Only the pictures are left out: repeat the rest of the entries exactly.

— START OF DATA TO USE —

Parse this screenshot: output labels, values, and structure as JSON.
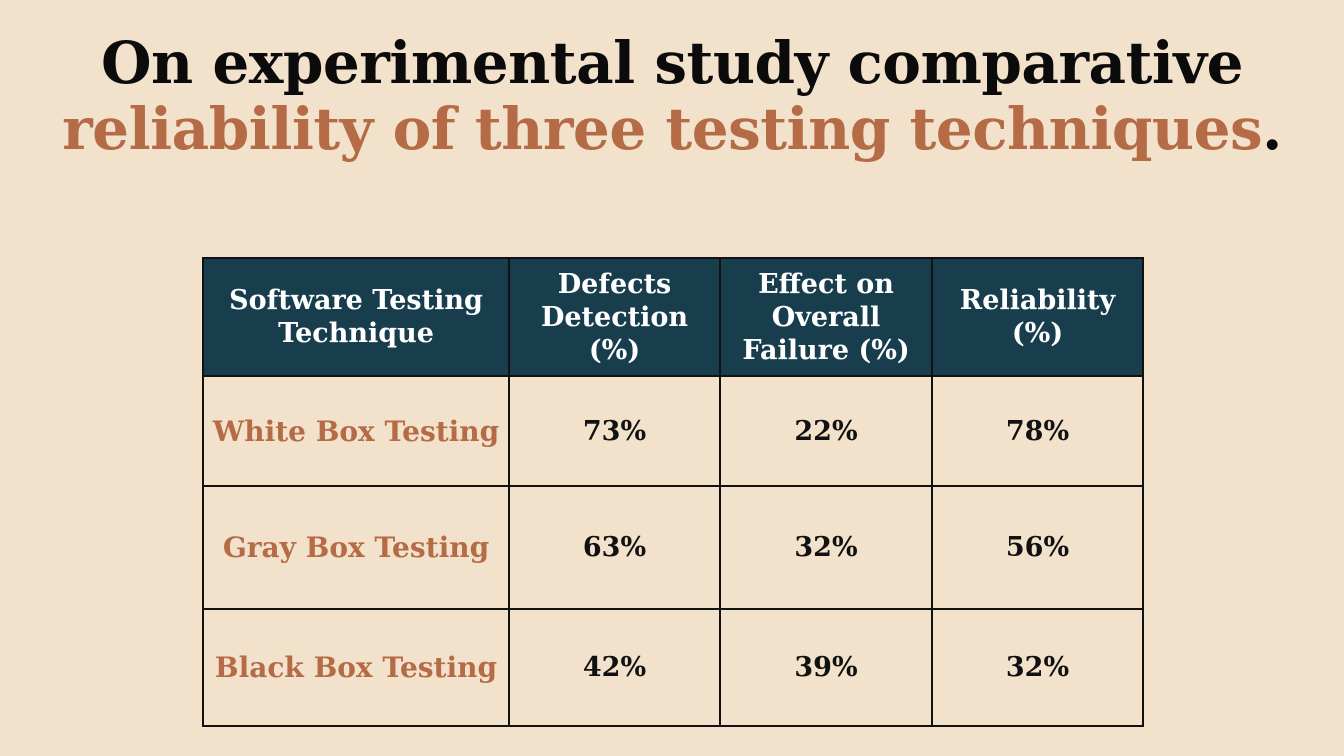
{
  "title": {
    "line1": "On experimental study comparative",
    "line2": "reliability of three testing techniques",
    "period": "."
  },
  "colors": {
    "background": "#f2e2cc",
    "header_fill": "#183e4e",
    "accent": "#b56b45",
    "text": "#111111"
  },
  "table": {
    "headers": [
      "Software Testing Technique",
      "Defects Detection (%)",
      "Effect on Overall Failure (%)",
      "Reliability (%)"
    ],
    "rows": [
      {
        "technique": "White Box Testing",
        "defects_detection": "73%",
        "overall_failure": "22%",
        "reliability": "78%"
      },
      {
        "technique": "Gray Box Testing",
        "defects_detection": "63%",
        "overall_failure": "32%",
        "reliability": "56%"
      },
      {
        "technique": "Black Box Testing",
        "defects_detection": "42%",
        "overall_failure": "39%",
        "reliability": "32%"
      }
    ]
  }
}
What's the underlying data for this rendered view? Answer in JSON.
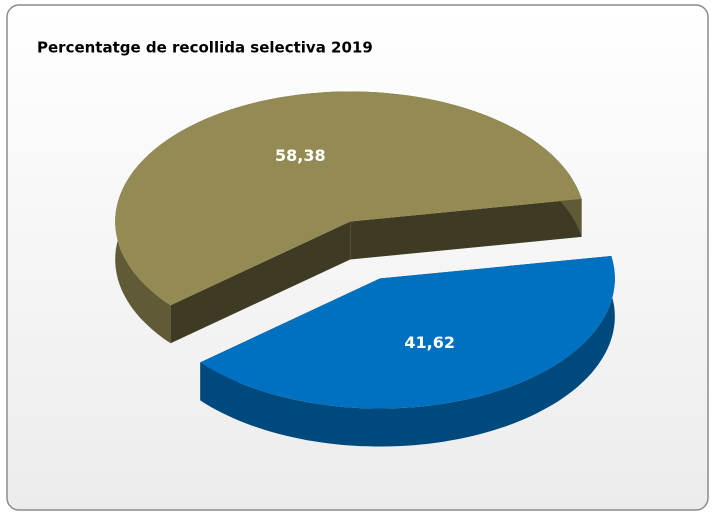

— END OF DATA TO USE —

### REPLY TO THE TASK:
Parse this screenshot: output labels, values, and structure as JSON.
{
  "title": {
    "line1": "On experimental study comparative",
    "line2": "reliability of three testing techniques",
    "period": "."
  },
  "colors": {
    "background": "#f2e2cc",
    "header_fill": "#183e4e",
    "accent": "#b56b45",
    "text": "#111111"
  },
  "table": {
    "headers": [
      "Software Testing Technique",
      "Defects Detection (%)",
      "Effect on Overall Failure (%)",
      "Reliability (%)"
    ],
    "rows": [
      {
        "technique": "White Box Testing",
        "defects_detection": "73%",
        "overall_failure": "22%",
        "reliability": "78%"
      },
      {
        "technique": "Gray Box Testing",
        "defects_detection": "63%",
        "overall_failure": "32%",
        "reliability": "56%"
      },
      {
        "technique": "Black Box Testing",
        "defects_detection": "42%",
        "overall_failure": "39%",
        "reliability": "32%"
      }
    ]
  }
}
What's the underlying data for this rendered view? Answer in JSON.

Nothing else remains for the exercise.